> [Description of the task] In the records below, find each line containing the word "Educateur" and copy it.

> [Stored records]

%%

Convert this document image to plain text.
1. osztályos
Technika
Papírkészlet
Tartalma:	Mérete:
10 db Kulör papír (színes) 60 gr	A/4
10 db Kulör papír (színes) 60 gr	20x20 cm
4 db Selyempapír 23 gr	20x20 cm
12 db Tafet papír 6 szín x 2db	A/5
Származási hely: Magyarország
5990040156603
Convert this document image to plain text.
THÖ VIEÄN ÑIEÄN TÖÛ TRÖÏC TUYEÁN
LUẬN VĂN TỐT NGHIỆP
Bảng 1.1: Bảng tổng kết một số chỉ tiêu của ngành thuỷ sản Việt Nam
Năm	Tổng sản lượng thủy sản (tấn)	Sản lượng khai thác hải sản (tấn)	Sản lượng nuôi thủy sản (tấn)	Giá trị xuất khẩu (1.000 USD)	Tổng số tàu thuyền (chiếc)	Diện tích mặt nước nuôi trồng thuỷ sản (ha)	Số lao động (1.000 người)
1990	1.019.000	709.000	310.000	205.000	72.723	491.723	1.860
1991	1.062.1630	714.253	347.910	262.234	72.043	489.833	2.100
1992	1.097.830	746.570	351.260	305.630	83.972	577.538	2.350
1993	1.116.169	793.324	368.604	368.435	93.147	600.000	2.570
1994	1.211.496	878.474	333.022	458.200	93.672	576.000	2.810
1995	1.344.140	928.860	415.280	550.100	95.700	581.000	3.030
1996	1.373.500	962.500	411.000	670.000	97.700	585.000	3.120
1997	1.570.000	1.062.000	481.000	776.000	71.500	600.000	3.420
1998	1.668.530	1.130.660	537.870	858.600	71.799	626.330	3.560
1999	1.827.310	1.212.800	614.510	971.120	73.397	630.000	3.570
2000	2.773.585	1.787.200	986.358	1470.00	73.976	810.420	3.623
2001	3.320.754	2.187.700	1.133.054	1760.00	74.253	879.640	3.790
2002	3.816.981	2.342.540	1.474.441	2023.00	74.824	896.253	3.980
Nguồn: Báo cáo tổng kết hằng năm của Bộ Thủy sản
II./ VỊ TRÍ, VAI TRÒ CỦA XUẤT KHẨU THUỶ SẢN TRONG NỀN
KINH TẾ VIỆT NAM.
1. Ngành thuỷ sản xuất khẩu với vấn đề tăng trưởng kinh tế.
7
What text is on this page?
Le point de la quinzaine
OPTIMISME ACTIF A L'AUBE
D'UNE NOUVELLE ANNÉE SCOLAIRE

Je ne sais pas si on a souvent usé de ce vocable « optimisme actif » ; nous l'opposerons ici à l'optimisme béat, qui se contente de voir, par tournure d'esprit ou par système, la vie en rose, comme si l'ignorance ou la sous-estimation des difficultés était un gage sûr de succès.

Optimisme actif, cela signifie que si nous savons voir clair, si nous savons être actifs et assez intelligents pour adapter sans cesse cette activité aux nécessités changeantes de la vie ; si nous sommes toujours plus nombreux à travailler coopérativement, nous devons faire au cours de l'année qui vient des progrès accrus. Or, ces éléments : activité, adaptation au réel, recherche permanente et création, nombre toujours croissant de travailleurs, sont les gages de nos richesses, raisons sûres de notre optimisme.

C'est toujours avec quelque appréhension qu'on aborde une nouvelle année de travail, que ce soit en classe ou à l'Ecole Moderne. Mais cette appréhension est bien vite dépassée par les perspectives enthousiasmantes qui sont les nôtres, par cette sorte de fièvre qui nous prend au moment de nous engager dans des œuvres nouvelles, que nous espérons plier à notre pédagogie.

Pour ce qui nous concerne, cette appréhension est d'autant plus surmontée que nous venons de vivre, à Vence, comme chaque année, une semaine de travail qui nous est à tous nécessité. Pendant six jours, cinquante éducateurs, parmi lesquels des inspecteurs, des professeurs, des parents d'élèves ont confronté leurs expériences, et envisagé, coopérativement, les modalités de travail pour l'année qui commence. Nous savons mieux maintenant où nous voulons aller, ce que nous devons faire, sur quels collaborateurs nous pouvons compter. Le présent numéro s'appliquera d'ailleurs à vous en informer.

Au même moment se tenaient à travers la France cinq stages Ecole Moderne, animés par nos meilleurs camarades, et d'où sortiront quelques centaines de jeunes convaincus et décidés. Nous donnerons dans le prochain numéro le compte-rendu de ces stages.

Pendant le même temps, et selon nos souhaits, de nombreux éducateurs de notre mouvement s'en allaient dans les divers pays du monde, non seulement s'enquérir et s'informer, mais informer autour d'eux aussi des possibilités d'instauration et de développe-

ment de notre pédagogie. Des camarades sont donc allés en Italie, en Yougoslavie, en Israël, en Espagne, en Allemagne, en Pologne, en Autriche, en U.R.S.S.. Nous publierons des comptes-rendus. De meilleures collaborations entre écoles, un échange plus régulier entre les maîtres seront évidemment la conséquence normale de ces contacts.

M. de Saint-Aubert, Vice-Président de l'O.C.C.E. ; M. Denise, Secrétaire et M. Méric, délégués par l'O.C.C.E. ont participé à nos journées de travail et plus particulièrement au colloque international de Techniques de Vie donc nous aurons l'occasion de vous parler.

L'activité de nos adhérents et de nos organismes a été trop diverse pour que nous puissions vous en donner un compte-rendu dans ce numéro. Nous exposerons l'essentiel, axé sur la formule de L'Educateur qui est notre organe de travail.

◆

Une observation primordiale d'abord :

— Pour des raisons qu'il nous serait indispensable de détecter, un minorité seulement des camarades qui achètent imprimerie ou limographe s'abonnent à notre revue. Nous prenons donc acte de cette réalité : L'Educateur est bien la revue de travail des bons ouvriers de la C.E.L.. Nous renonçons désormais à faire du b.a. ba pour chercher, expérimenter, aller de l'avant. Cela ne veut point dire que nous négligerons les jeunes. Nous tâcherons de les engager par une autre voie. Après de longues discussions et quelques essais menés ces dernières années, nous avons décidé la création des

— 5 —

%%

> [The solution]
L'activité de nos adhérents et de nos organismes a été trop diverse pour que nous puissions vous en donner un compte-rendu dans ce numéro. Nous exposerons l'essentiel, axé sur la formule de L'Educateur qui est notre organe de travail.
— Pour des raisons qu'il nous serait indispensable de détecter, un minorité seulement des camarades qui achètent imprimerie ou limographe s'abonnent à notre revue. Nous prenons donc acte de cette réalité : L'Educateur est bien la revue de travail des bons ouvriers de la C.E.L.. Nous renonçons désormais à faire du b.a. ba pour chercher, expérimenter, aller de l'avant. Cela ne veut point dire que nous négligerons les jeunes. Nous tâcherons de les engager par une autre voie. Après de longues discussions et quelques essais menés ces dernières années, nous avons décidé la création des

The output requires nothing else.